§ **REQUIREMENTS**: Repeat the records verbatim and leave the pictures out of your copy.

A block of data:
——————

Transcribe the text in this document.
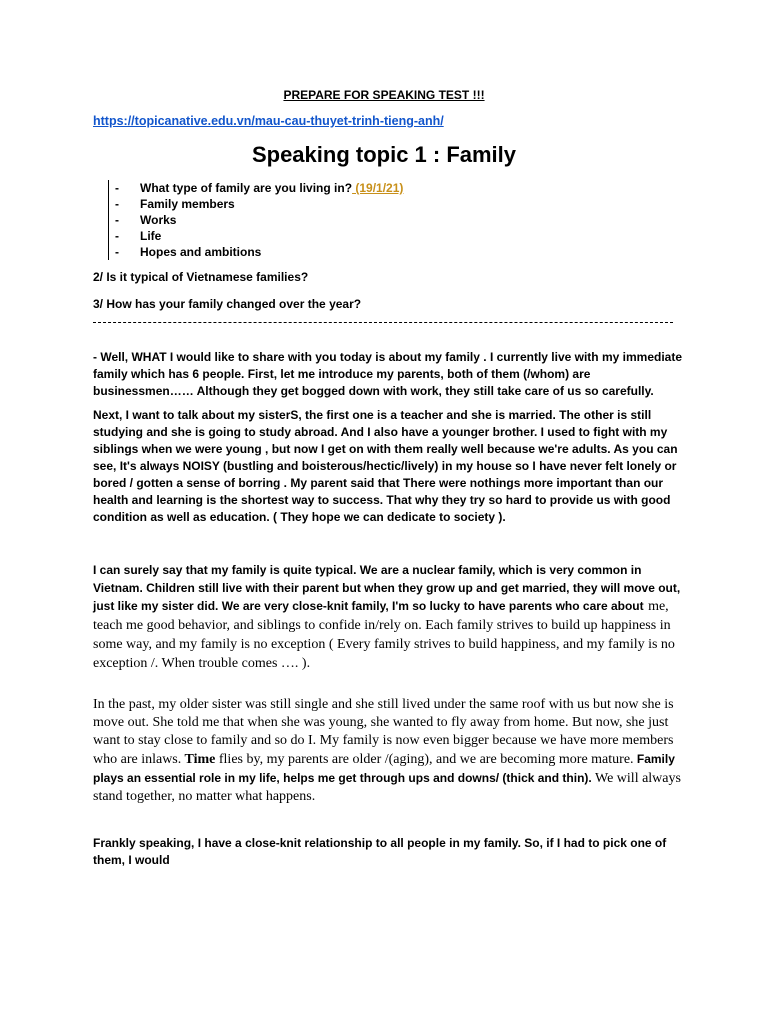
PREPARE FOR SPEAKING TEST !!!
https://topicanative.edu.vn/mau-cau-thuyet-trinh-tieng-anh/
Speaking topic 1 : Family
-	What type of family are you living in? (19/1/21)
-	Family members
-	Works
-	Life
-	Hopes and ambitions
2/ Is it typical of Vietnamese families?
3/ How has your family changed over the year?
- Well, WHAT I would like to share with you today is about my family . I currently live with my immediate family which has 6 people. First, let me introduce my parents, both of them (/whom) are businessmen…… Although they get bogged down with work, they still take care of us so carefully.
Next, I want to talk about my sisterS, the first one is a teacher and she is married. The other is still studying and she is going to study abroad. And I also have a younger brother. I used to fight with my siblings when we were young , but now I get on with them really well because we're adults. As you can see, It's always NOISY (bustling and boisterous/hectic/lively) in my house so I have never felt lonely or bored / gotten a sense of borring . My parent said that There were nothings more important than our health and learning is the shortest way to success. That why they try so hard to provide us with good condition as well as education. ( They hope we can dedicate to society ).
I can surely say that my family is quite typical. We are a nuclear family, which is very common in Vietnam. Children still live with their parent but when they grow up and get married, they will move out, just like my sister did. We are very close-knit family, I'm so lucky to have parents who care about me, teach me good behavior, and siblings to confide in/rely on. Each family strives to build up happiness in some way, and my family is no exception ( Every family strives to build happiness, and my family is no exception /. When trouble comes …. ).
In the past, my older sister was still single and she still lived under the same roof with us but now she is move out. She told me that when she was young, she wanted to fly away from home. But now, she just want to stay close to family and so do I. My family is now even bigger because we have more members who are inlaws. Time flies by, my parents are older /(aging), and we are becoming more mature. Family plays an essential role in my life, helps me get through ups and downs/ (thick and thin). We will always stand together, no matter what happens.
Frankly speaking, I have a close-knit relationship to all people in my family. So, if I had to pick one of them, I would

——————

§ **OUTPUT FOR THIS TASK**:
Transcribe the text in this document.
PREPARE FOR SPEAKING TEST !!!
https://topicanative.edu.vn/mau-cau-thuyet-trinh-tieng-anh/
Speaking topic 1 : Family
-	What type of family are you living in? (19/1/21)
-	Family members
-	Works
-	Life
-	Hopes and ambitions
2/ Is it typical of Vietnamese families?
3/ How has your family changed over the year?
- Well, WHAT I would like to share with you today is about my family . I currently live with my immediate family which has 6 people. First, let me introduce my parents, both of them (/whom) are businessmen…… Although they get bogged down with work, they still take care of us so carefully.
Next, I want to talk about my sisterS, the first one is a teacher and she is married. The other is still studying and she is going to study abroad. And I also have a younger brother. I used to fight with my siblings when we were young , but now I get on with them really well because we're adults. As you can see, It's always NOISY (bustling and boisterous/hectic/lively) in my house so I have never felt lonely or bored / gotten a sense of borring . My parent said that There were nothings more important than our health and learning is the shortest way to success. That why they try so hard to provide us with good condition as well as education. ( They hope we can dedicate to society ).
I can surely say that my family is quite typical. We are a nuclear family, which is very common in Vietnam. Children still live with their parent but when they grow up and get married, they will move out, just like my sister did. We are very close-knit family, I'm so lucky to have parents who care about me, teach me good behavior, and siblings to confide in/rely on. Each family strives to build up happiness in some way, and my family is no exception ( Every family strives to build happiness, and my family is no exception /. When trouble comes …. ).
In the past, my older sister was still single and she still lived under the same roof with us but now she is move out. She told me that when she was young, she wanted to fly away from home. But now, she just want to stay close to family and so do I. My family is now even bigger because we have more members who are inlaws. Time flies by, my parents are older /(aging), and we are becoming more mature. Family plays an essential role in my life, helps me get through ups and downs/ (thick and thin). We will always stand together, no matter what happens.
Frankly speaking, I have a close-knit relationship to all people in my family. So, if I had to pick one of them, I would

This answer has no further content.